═══ DATA EXCERPTS
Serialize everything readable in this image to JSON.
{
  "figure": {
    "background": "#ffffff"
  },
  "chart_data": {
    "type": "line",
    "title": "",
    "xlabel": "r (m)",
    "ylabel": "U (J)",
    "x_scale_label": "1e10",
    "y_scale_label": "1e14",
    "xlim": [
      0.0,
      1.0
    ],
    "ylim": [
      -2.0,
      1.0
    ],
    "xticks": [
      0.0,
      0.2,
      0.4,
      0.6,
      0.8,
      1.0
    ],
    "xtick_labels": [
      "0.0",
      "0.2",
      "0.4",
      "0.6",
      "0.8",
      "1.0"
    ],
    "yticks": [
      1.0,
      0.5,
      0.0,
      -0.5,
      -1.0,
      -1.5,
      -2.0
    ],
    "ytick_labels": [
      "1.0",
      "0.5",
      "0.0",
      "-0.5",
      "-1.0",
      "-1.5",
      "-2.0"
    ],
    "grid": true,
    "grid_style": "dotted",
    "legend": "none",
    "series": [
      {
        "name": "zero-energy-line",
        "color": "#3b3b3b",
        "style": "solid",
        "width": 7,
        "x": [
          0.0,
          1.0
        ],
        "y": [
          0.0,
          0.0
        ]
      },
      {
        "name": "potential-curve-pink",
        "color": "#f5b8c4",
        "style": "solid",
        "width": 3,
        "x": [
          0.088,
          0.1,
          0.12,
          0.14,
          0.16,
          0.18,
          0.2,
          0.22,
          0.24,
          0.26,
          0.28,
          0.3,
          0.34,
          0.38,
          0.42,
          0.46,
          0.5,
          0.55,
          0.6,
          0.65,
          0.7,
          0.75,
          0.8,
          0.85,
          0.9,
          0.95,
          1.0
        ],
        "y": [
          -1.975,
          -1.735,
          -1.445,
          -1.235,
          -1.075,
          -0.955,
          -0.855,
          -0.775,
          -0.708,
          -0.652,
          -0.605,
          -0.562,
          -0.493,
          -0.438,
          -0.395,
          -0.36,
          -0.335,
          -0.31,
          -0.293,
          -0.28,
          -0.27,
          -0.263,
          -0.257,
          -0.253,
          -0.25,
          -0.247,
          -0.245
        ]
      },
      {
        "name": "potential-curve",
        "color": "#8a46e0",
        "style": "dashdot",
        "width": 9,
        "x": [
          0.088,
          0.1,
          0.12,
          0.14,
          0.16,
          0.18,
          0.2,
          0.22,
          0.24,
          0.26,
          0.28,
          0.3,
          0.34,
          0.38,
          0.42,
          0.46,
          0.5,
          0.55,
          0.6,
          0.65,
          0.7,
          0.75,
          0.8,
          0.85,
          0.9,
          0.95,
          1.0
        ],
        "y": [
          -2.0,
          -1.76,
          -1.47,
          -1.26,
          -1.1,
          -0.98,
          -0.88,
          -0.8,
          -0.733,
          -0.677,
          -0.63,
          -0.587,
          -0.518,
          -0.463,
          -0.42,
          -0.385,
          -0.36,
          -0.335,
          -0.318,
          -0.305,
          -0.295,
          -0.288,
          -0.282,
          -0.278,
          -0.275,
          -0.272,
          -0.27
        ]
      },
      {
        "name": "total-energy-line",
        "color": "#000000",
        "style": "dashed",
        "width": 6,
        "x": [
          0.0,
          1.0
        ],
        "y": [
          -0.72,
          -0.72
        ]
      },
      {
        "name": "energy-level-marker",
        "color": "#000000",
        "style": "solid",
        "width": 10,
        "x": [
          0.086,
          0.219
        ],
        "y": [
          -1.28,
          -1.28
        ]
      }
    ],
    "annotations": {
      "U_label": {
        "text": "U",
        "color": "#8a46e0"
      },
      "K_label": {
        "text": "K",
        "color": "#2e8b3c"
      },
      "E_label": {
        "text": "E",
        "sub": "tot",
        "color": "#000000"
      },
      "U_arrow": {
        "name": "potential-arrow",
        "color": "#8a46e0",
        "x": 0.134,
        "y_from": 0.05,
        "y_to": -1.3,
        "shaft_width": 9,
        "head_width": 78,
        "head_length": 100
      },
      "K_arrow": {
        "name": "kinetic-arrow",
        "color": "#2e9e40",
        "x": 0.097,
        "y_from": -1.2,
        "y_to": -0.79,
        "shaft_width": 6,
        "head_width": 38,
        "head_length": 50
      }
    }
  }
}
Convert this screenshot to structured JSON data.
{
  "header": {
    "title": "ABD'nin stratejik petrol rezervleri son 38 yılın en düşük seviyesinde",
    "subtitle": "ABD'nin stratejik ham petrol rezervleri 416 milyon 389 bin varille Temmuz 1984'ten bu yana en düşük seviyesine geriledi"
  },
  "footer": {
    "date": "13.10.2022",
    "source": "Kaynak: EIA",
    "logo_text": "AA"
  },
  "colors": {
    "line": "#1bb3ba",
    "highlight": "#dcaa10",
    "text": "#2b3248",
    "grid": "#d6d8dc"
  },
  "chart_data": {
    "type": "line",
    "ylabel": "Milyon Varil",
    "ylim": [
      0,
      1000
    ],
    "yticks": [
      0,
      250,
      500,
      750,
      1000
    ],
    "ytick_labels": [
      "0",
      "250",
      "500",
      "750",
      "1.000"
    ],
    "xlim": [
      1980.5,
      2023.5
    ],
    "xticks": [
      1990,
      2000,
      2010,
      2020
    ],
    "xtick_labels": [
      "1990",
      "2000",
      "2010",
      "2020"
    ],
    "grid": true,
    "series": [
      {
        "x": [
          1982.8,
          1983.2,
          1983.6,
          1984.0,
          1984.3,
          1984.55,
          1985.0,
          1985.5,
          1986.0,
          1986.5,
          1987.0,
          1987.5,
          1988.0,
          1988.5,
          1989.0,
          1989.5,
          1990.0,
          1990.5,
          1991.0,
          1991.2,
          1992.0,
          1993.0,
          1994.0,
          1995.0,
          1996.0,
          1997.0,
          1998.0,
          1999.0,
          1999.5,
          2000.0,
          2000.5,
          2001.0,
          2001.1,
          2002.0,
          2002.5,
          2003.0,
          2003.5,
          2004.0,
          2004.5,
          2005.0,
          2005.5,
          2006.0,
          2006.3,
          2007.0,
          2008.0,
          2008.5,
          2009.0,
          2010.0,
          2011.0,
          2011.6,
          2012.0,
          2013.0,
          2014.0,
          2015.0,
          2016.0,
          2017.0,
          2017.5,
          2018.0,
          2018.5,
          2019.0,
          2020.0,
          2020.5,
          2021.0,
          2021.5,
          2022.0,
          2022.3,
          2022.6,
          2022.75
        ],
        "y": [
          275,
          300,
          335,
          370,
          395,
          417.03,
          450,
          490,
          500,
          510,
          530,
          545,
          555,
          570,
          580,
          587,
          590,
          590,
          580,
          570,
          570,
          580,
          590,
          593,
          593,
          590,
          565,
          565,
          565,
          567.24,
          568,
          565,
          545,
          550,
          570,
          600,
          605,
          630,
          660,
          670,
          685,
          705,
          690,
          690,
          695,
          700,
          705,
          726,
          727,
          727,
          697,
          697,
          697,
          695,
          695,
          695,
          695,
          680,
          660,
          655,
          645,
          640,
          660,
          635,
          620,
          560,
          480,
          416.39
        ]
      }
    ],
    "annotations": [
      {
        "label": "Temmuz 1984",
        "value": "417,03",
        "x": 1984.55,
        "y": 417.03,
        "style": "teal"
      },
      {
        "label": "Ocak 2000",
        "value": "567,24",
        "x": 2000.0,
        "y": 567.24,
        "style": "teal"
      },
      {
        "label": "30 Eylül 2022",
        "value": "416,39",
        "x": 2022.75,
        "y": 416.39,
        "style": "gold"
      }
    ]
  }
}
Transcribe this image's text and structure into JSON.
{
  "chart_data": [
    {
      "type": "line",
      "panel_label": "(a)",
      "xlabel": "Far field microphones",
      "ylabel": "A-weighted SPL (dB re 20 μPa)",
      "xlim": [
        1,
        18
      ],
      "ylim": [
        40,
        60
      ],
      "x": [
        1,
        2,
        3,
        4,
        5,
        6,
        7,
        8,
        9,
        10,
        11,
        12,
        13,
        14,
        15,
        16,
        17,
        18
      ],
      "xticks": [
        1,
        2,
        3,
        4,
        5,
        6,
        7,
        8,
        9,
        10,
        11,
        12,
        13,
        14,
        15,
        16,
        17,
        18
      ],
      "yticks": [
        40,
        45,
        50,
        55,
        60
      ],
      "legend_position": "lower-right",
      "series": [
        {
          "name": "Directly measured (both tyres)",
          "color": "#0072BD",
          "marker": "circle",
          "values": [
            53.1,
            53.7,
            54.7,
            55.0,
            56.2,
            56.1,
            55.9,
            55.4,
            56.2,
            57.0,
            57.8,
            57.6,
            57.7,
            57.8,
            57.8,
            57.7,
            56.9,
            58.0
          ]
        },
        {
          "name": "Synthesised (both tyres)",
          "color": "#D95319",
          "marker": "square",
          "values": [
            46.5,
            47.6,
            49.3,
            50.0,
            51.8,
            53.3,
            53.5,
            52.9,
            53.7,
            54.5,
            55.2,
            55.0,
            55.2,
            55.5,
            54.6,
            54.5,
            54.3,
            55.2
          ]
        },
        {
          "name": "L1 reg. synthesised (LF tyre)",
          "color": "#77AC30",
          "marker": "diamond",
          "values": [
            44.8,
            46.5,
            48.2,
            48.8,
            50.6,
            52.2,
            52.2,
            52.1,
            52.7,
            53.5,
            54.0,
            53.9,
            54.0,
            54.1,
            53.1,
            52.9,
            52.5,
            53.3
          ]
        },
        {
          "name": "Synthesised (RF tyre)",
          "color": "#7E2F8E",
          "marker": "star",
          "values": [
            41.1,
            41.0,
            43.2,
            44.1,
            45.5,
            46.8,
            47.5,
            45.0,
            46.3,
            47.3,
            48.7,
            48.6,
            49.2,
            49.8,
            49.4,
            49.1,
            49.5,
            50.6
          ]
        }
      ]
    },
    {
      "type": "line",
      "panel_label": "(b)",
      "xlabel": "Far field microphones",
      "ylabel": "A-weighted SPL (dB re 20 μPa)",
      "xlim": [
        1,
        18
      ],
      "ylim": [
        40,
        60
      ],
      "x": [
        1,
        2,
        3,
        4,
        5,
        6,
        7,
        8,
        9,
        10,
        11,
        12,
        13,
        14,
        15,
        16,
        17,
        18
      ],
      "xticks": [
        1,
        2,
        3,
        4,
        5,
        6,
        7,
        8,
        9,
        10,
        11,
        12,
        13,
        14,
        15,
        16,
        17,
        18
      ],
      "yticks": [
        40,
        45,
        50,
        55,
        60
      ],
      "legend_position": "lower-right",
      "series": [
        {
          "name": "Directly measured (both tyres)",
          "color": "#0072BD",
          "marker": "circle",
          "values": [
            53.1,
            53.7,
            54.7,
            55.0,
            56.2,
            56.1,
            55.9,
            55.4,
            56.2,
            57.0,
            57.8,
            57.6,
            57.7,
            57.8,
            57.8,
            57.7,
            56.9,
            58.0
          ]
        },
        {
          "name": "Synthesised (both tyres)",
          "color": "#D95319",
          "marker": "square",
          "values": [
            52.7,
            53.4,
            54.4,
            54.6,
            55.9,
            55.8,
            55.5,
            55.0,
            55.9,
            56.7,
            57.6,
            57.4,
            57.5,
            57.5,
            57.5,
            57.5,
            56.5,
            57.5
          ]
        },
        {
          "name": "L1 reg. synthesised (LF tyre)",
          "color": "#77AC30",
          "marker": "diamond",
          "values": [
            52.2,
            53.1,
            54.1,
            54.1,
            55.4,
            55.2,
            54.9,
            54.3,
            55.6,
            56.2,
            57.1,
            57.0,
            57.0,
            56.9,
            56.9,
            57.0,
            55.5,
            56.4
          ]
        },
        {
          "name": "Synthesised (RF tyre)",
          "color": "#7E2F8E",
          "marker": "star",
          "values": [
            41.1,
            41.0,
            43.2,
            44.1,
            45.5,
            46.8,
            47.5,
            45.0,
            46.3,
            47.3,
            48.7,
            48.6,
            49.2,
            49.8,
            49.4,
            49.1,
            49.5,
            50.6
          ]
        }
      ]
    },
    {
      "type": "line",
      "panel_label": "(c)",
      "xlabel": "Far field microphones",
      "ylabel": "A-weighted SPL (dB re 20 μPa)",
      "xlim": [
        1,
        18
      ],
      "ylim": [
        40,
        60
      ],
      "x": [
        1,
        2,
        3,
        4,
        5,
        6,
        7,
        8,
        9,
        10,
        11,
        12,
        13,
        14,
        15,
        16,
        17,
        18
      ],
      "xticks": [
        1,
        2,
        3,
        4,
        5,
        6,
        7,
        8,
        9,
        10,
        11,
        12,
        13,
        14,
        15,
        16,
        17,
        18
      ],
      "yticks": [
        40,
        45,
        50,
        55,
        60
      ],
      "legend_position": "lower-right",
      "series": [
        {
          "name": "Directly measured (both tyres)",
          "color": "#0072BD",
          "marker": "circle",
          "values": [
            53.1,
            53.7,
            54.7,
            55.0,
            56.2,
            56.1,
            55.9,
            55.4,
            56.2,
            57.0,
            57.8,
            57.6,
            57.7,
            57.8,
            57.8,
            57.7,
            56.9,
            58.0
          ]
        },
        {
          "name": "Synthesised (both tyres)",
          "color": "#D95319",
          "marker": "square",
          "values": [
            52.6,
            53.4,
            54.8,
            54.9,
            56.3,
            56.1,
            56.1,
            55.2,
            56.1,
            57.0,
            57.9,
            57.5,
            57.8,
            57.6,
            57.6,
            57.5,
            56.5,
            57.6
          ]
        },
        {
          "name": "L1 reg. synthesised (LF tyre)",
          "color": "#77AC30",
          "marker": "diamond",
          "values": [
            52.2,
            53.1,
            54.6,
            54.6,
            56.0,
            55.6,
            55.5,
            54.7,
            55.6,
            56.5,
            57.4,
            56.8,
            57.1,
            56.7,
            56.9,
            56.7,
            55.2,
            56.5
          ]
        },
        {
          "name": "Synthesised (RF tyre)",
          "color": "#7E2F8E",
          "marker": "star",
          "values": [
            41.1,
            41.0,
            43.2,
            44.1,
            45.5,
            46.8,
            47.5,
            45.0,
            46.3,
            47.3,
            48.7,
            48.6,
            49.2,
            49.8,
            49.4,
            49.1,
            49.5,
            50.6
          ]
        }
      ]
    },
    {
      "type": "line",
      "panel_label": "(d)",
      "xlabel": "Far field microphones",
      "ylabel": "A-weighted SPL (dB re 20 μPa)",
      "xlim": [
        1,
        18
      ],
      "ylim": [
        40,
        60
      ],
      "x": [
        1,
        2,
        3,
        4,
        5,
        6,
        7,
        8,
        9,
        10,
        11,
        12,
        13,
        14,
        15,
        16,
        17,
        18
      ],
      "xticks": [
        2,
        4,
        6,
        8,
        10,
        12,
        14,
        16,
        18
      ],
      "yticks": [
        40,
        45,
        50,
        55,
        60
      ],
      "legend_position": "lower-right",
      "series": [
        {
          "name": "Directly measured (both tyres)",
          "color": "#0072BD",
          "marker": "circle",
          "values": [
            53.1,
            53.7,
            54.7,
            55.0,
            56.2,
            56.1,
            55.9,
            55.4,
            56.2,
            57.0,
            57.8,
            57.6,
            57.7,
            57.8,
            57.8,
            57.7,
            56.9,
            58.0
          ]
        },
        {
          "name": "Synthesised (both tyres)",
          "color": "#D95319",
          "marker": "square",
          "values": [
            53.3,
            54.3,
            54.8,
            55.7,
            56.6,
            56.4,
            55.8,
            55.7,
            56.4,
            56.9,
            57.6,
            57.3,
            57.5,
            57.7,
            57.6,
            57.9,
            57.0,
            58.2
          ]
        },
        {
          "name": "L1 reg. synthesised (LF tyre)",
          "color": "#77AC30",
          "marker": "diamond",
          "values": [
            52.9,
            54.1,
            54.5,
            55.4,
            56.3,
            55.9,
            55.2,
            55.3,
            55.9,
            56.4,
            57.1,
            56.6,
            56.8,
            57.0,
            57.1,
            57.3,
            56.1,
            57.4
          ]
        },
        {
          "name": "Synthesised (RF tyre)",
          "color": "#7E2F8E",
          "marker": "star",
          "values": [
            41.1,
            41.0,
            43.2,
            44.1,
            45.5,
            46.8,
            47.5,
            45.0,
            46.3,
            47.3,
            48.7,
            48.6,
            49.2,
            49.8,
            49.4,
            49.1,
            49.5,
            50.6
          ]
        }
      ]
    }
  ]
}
══════
### OBJECTIVE
Show every line in the entries where the string "this" occurs.

### FULL OUTPUT
Serialize everything readable in this image to JSON.
Convert this screenshot to structured JSON data.
Transcribe this image's text and structure into JSON.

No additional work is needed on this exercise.